◆ **WHAT YOU WILL DO**
Every record below should be printed exactly as it appears.

──────────

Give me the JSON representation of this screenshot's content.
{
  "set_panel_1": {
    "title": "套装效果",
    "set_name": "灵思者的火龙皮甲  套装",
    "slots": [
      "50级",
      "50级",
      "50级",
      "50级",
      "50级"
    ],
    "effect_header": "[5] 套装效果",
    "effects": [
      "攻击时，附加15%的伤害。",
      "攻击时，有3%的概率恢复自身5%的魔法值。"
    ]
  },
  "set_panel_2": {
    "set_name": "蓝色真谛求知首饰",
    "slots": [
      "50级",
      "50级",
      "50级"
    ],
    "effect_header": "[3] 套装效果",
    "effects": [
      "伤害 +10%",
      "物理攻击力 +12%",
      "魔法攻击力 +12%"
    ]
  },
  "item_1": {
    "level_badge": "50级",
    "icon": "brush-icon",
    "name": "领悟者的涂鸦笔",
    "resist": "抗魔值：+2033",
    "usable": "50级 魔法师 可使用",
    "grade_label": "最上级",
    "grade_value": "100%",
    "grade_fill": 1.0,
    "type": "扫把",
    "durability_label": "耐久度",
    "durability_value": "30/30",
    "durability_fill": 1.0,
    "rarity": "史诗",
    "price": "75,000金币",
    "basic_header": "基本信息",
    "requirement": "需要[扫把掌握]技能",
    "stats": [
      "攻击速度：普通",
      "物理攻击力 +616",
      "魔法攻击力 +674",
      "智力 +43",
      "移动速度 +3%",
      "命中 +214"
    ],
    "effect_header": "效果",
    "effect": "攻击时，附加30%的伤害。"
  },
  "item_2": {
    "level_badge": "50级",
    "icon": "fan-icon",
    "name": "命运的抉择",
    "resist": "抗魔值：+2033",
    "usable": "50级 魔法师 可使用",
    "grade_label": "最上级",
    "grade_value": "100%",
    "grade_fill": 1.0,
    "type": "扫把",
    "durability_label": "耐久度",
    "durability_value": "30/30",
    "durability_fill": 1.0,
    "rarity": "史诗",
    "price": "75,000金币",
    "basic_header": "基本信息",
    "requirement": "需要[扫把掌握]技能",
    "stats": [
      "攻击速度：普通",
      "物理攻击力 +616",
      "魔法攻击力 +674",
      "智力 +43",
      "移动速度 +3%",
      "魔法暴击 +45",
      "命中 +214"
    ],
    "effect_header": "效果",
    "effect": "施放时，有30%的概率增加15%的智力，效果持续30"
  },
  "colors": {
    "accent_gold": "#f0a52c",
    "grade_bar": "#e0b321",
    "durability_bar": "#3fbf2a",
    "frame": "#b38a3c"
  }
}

──────────

◆ **RESULT OF THE TASK**
Give me the JSON representation of this screenshot's content.
{
  "set_panel_1": {
    "title": "套装效果",
    "set_name": "灵思者的火龙皮甲  套装",
    "slots": [
      "50级",
      "50级",
      "50级",
      "50级",
      "50级"
    ],
    "effect_header": "[5] 套装效果",
    "effects": [
      "攻击时，附加15%的伤害。",
      "攻击时，有3%的概率恢复自身5%的魔法值。"
    ]
  },
  "set_panel_2": {
    "set_name": "蓝色真谛求知首饰",
    "slots": [
      "50级",
      "50级",
      "50级"
    ],
    "effect_header": "[3] 套装效果",
    "effects": [
      "伤害 +10%",
      "物理攻击力 +12%",
      "魔法攻击力 +12%"
    ]
  },
  "item_1": {
    "level_badge": "50级",
    "icon": "brush-icon",
    "name": "领悟者的涂鸦笔",
    "resist": "抗魔值：+2033",
    "usable": "50级 魔法师 可使用",
    "grade_label": "最上级",
    "grade_value": "100%",
    "grade_fill": 1.0,
    "type": "扫把",
    "durability_label": "耐久度",
    "durability_value": "30/30",
    "durability_fill": 1.0,
    "rarity": "史诗",
    "price": "75,000金币",
    "basic_header": "基本信息",
    "requirement": "需要[扫把掌握]技能",
    "stats": [
      "攻击速度：普通",
      "物理攻击力 +616",
      "魔法攻击力 +674",
      "智力 +43",
      "移动速度 +3%",
      "命中 +214"
    ],
    "effect_header": "效果",
    "effect": "攻击时，附加30%的伤害。"
  },
  "item_2": {
    "level_badge": "50级",
    "icon": "fan-icon",
    "name": "命运的抉择",
    "resist": "抗魔值：+2033",
    "usable": "50级 魔法师 可使用",
    "grade_label": "最上级",
    "grade_value": "100%",
    "grade_fill": 1.0,
    "type": "扫把",
    "durability_label": "耐久度",
    "durability_value": "30/30",
    "durability_fill": 1.0,
    "rarity": "史诗",
    "price": "75,000金币",
    "basic_header": "基本信息",
    "requirement": "需要[扫把掌握]技能",
    "stats": [
      "攻击速度：普通",
      "物理攻击力 +616",
      "魔法攻击力 +674",
      "智力 +43",
      "移动速度 +3%",
      "魔法暴击 +45",
      "命中 +214"
    ],
    "effect_header": "效果",
    "effect": "施放时，有30%的概率增加15%的智力，效果持续30"
  },
  "colors": {
    "accent_gold": "#f0a52c",
    "grade_bar": "#e0b321",
    "durability_bar": "#3fbf2a",
    "frame": "#b38a3c"
  }
}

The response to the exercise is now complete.